- **Exercise instructions**: Tally the lines containing the word "Control" and give the total alone.

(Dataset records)
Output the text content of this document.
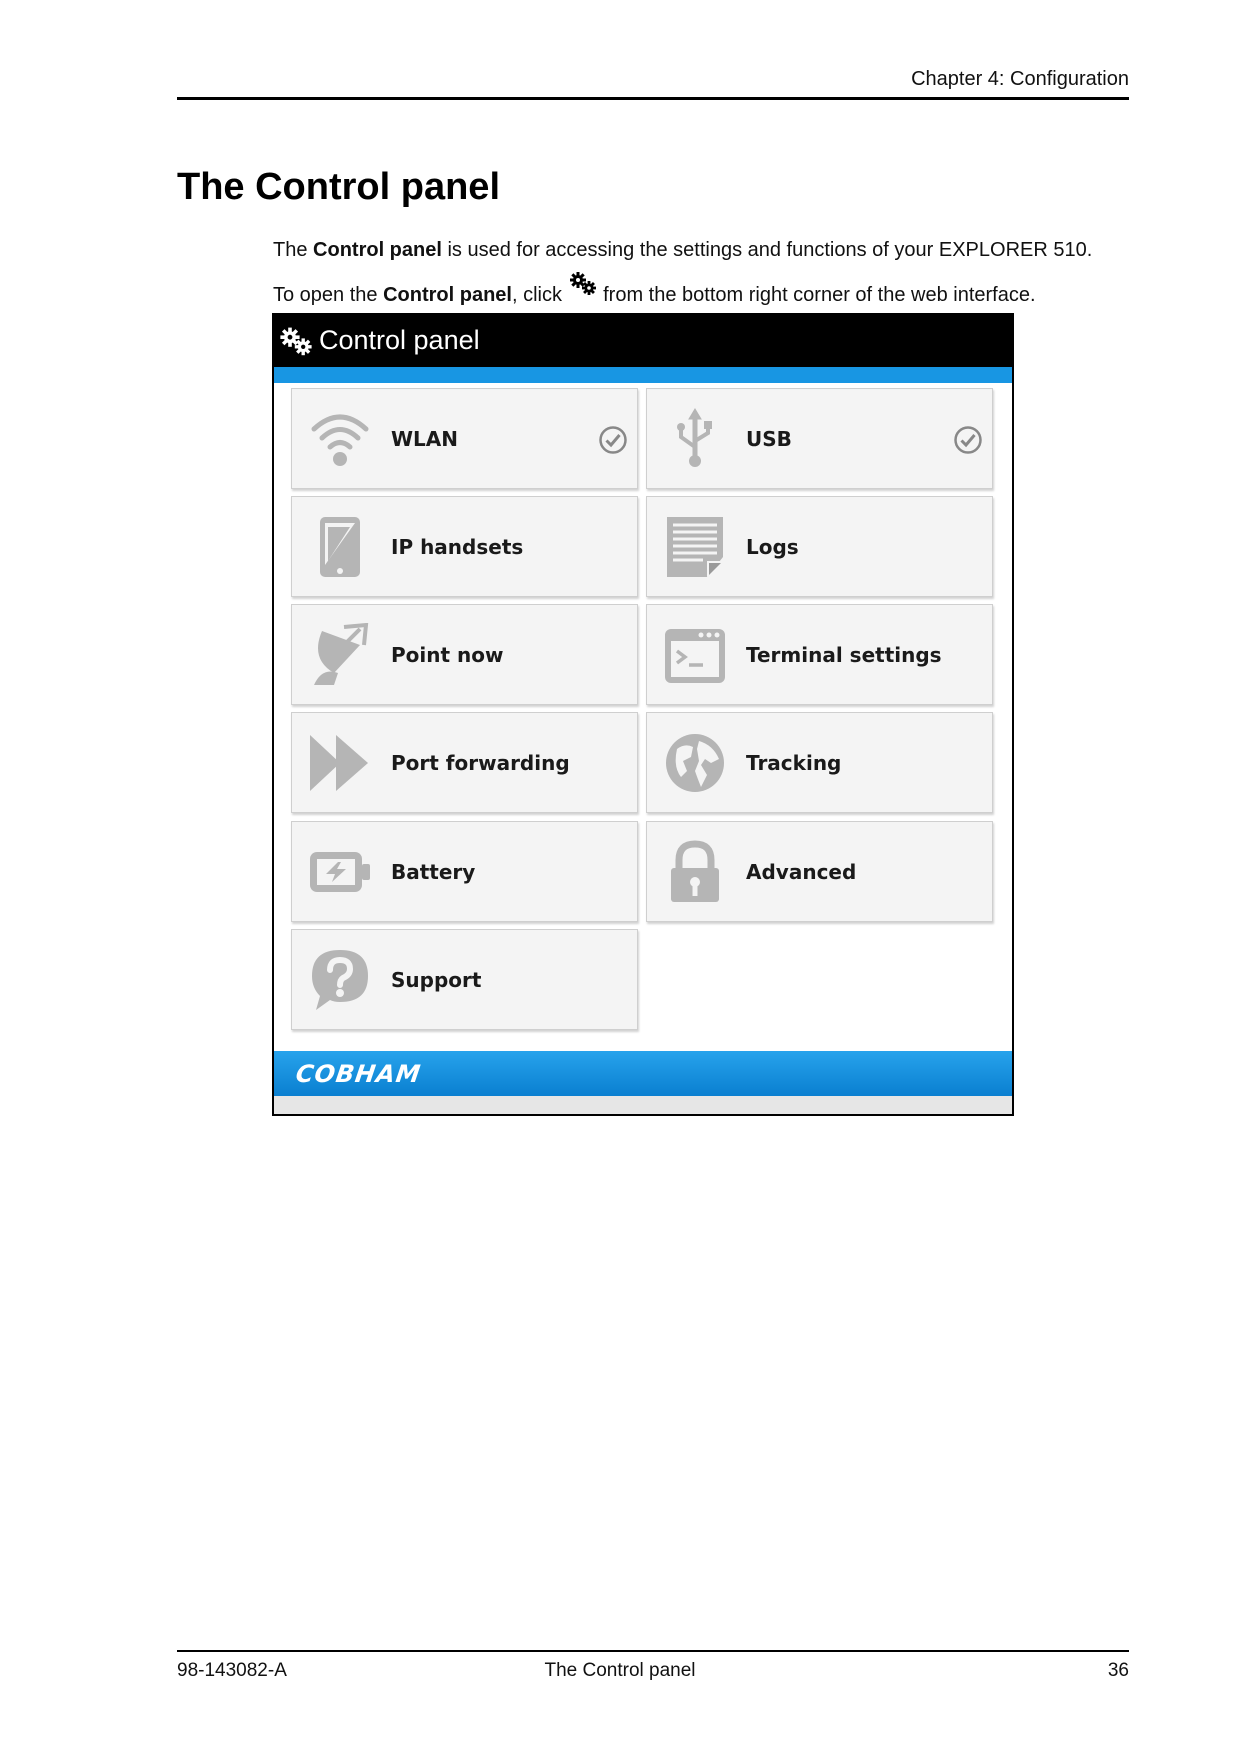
Chapter 4: Configuration
The Control panel
The Control panel is used for accessing the settings and functions of your EXPLORER 510.
To open the Control panel, click  from the bottom right corner of the web interface.
Control panel
WLAN	USB
IP handsets	Logs
Point now	Terminal settings
Port forwarding	Tracking
Battery	Advanced
Support
COBHAM
98-143082-A	The Control panel	36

- **Output for this exercise**: 5